TASK BRIEF
Which lines in the records below contain the word "left"? Copy each of them.

>> begin

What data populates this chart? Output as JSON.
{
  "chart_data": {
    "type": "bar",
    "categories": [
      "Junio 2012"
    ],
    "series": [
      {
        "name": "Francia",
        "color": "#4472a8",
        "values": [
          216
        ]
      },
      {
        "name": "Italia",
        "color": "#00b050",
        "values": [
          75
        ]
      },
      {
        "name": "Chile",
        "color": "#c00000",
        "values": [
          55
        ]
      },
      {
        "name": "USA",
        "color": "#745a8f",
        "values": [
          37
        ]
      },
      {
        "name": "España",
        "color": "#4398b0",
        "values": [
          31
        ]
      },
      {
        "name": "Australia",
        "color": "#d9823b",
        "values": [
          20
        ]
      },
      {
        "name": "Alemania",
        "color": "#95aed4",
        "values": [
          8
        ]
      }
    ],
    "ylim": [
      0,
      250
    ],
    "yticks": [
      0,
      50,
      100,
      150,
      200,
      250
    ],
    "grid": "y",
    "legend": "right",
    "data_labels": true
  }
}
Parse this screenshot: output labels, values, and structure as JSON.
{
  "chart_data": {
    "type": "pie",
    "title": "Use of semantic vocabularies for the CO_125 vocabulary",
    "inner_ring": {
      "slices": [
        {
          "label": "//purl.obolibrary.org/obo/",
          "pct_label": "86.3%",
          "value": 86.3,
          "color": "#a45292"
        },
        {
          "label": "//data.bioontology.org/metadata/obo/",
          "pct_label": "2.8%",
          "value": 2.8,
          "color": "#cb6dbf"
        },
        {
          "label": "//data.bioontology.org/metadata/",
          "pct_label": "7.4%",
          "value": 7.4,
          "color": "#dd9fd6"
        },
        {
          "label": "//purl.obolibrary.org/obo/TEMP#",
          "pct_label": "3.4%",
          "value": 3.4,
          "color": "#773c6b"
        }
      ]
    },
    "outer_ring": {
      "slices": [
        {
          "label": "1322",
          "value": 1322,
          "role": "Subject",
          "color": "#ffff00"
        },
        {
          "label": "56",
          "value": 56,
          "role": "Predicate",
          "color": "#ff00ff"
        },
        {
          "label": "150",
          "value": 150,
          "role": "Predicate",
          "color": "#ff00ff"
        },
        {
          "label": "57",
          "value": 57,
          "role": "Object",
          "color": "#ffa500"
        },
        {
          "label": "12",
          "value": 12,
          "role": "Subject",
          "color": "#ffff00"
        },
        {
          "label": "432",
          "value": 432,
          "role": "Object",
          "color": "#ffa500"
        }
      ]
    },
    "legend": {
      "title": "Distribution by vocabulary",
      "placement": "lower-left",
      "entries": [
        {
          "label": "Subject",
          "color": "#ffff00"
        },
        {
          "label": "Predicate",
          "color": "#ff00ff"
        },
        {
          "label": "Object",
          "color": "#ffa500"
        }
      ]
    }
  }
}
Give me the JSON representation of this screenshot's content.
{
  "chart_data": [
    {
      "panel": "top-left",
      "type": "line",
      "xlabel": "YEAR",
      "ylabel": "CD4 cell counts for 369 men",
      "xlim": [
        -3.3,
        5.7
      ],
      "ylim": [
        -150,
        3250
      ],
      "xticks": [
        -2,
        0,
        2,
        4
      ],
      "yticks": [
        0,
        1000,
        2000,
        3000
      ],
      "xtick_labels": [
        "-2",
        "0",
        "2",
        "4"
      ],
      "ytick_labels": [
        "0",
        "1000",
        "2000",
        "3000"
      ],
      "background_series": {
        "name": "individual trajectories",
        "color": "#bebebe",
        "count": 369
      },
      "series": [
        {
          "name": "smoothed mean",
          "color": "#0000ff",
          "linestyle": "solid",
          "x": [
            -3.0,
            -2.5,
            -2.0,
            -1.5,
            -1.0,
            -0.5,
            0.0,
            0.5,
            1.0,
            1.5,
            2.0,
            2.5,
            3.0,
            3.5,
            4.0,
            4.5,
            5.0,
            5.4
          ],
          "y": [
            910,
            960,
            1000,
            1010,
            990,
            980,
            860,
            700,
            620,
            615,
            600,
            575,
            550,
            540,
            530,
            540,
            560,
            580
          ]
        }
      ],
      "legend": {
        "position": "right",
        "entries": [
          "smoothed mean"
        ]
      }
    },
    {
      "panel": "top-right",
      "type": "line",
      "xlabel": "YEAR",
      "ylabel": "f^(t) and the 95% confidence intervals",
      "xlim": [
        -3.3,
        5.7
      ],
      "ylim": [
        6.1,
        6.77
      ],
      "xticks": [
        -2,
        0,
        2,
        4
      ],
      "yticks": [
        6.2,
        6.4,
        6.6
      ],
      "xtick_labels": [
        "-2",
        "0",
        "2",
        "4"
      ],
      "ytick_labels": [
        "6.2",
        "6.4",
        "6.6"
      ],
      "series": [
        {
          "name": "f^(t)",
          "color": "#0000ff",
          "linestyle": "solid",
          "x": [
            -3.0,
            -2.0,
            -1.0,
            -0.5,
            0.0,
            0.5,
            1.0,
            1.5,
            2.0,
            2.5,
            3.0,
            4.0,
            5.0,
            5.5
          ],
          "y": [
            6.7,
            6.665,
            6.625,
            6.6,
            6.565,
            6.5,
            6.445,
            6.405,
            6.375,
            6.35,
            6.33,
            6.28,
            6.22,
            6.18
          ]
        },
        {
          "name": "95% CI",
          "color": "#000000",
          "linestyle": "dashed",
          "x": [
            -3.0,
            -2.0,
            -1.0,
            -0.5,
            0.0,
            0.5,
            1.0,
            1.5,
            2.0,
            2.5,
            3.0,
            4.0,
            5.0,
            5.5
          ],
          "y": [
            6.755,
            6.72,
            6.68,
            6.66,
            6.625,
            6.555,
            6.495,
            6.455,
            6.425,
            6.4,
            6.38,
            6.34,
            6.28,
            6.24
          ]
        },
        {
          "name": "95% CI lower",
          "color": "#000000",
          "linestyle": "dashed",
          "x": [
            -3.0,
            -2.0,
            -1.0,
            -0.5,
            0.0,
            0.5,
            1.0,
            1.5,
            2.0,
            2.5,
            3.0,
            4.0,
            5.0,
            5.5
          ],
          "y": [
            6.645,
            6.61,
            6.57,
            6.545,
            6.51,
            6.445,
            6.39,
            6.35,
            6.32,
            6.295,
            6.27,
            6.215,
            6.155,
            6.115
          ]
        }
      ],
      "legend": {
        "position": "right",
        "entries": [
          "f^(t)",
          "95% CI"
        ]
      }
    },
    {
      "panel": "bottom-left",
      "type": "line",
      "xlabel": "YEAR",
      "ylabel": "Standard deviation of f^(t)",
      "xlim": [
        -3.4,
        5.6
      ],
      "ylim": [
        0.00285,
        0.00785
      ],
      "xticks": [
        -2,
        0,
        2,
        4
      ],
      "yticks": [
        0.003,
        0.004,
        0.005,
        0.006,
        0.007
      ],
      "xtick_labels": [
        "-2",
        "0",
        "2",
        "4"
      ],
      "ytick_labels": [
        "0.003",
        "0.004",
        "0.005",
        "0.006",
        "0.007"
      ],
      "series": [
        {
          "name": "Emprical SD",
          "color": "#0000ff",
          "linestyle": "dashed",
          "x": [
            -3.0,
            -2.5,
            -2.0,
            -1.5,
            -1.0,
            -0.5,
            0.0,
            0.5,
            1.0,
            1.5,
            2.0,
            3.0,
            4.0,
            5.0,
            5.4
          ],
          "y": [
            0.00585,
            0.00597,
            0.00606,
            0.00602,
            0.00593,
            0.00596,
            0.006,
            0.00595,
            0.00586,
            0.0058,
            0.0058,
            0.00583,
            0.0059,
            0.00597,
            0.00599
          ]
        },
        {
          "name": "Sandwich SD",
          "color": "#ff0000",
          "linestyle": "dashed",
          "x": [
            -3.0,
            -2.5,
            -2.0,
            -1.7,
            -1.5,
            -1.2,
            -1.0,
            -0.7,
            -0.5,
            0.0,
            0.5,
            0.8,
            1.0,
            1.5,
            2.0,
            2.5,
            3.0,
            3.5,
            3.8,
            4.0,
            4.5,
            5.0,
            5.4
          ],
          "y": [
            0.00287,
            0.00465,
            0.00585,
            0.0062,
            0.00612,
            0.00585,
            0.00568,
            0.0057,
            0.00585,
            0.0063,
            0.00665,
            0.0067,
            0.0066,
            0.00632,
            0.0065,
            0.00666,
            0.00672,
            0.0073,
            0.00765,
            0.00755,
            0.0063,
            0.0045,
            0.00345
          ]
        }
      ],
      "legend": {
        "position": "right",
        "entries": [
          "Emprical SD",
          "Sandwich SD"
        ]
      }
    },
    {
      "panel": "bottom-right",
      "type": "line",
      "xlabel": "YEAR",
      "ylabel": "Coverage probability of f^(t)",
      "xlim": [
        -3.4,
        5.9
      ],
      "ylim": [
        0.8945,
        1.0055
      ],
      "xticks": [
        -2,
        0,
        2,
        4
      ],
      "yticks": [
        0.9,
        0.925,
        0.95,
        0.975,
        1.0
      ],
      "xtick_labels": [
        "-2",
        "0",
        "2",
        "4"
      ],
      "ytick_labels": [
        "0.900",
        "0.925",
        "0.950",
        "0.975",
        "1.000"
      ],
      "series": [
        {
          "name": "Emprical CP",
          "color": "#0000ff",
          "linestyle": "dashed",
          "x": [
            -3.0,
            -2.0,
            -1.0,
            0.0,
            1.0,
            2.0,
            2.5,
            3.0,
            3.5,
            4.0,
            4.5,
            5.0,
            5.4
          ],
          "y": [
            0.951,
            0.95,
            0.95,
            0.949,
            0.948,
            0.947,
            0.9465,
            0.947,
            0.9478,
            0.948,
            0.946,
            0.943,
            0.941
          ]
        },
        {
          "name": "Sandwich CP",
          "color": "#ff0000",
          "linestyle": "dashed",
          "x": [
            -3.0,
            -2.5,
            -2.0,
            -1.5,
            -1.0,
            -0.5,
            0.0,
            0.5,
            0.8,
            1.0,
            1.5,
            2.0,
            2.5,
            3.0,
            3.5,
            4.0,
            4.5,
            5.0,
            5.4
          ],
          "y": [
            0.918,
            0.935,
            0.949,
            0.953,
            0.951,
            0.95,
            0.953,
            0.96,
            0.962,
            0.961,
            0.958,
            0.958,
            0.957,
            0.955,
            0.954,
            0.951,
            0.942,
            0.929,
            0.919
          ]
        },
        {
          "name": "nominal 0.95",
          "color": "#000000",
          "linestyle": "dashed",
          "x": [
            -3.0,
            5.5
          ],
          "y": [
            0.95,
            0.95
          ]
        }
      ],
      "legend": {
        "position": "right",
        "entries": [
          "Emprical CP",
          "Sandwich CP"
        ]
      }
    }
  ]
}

>> end

EXPECTED ANSWER
      "placement": "lower-left",
      "panel": "top-left",
      "panel": "bottom-left",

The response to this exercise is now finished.